Recorded data:
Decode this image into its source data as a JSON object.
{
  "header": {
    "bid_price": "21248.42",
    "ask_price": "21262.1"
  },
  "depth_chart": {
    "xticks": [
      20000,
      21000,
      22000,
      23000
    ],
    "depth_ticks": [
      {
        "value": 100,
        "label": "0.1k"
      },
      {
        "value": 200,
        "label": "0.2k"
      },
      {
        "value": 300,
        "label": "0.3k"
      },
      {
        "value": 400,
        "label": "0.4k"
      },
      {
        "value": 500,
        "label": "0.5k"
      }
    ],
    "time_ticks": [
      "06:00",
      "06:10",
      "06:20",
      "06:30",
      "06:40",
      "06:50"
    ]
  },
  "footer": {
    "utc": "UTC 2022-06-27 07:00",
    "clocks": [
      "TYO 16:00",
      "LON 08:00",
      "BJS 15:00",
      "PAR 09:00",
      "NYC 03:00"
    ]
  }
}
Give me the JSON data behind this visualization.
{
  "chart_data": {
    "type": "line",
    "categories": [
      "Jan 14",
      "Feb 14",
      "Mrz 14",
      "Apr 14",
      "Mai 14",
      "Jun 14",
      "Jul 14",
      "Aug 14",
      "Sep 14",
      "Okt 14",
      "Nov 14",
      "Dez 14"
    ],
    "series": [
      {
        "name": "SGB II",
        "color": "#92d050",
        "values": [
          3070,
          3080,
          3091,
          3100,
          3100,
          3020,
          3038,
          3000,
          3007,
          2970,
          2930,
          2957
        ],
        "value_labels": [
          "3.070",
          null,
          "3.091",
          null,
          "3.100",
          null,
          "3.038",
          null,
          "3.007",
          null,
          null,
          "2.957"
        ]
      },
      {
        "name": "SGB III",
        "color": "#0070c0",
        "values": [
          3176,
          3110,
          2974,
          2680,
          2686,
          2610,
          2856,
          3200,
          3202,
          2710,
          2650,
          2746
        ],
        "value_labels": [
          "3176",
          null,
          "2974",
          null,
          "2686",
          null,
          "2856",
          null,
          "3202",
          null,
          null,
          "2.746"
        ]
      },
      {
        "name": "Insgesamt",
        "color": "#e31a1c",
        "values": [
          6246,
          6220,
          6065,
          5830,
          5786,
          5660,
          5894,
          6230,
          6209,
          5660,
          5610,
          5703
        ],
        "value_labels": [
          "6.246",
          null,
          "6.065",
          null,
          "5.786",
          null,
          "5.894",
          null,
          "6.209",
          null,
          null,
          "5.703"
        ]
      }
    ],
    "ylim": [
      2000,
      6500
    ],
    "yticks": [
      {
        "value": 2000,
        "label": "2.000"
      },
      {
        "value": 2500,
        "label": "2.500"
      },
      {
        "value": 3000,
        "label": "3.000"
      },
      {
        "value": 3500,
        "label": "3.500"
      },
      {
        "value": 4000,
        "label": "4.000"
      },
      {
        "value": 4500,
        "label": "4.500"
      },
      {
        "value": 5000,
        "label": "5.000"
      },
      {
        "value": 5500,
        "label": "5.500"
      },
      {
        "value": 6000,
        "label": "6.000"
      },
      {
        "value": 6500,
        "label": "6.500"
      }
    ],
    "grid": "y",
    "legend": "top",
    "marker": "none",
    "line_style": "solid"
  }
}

Stated problem: Transcribe the entire listing above precisely.

Solution for this task:
Decode this image into its source data as a JSON object.
{
  "header": {
    "bid_price": "21248.42",
    "ask_price": "21262.1"
  },
  "depth_chart": {
    "xticks": [
      20000,
      21000,
      22000,
      23000
    ],
    "depth_ticks": [
      {
        "value": 100,
        "label": "0.1k"
      },
      {
        "value": 200,
        "label": "0.2k"
      },
      {
        "value": 300,
        "label": "0.3k"
      },
      {
        "value": 400,
        "label": "0.4k"
      },
      {
        "value": 500,
        "label": "0.5k"
      }
    ],
    "time_ticks": [
      "06:00",
      "06:10",
      "06:20",
      "06:30",
      "06:40",
      "06:50"
    ]
  },
  "footer": {
    "utc": "UTC 2022-06-27 07:00",
    "clocks": [
      "TYO 16:00",
      "LON 08:00",
      "BJS 15:00",
      "PAR 09:00",
      "NYC 03:00"
    ]
  }
}
Give me the JSON data behind this visualization.
{
  "chart_data": {
    "type": "line",
    "categories": [
      "Jan 14",
      "Feb 14",
      "Mrz 14",
      "Apr 14",
      "Mai 14",
      "Jun 14",
      "Jul 14",
      "Aug 14",
      "Sep 14",
      "Okt 14",
      "Nov 14",
      "Dez 14"
    ],
    "series": [
      {
        "name": "SGB II",
        "color": "#92d050",
        "values": [
          3070,
          3080,
          3091,
          3100,
          3100,
          3020,
          3038,
          3000,
          3007,
          2970,
          2930,
          2957
        ],
        "value_labels": [
          "3.070",
          null,
          "3.091",
          null,
          "3.100",
          null,
          "3.038",
          null,
          "3.007",
          null,
          null,
          "2.957"
        ]
      },
      {
        "name": "SGB III",
        "color": "#0070c0",
        "values": [
          3176,
          3110,
          2974,
          2680,
          2686,
          2610,
          2856,
          3200,
          3202,
          2710,
          2650,
          2746
        ],
        "value_labels": [
          "3176",
          null,
          "2974",
          null,
          "2686",
          null,
          "2856",
          null,
          "3202",
          null,
          null,
          "2.746"
        ]
      },
      {
        "name": "Insgesamt",
        "color": "#e31a1c",
        "values": [
          6246,
          6220,
          6065,
          5830,
          5786,
          5660,
          5894,
          6230,
          6209,
          5660,
          5610,
          5703
        ],
        "value_labels": [
          "6.246",
          null,
          "6.065",
          null,
          "5.786",
          null,
          "5.894",
          null,
          "6.209",
          null,
          null,
          "5.703"
        ]
      }
    ],
    "ylim": [
      2000,
      6500
    ],
    "yticks": [
      {
        "value": 2000,
        "label": "2.000"
      },
      {
        "value": 2500,
        "label": "2.500"
      },
      {
        "value": 3000,
        "label": "3.000"
      },
      {
        "value": 3500,
        "label": "3.500"
      },
      {
        "value": 4000,
        "label": "4.000"
      },
      {
        "value": 4500,
        "label": "4.500"
      },
      {
        "value": 5000,
        "label": "5.000"
      },
      {
        "value": 5500,
        "label": "5.500"
      },
      {
        "value": 6000,
        "label": "6.000"
      },
      {
        "value": 6500,
        "label": "6.500"
      }
    ],
    "grid": "y",
    "legend": "top",
    "marker": "none",
    "line_style": "solid"
  }
}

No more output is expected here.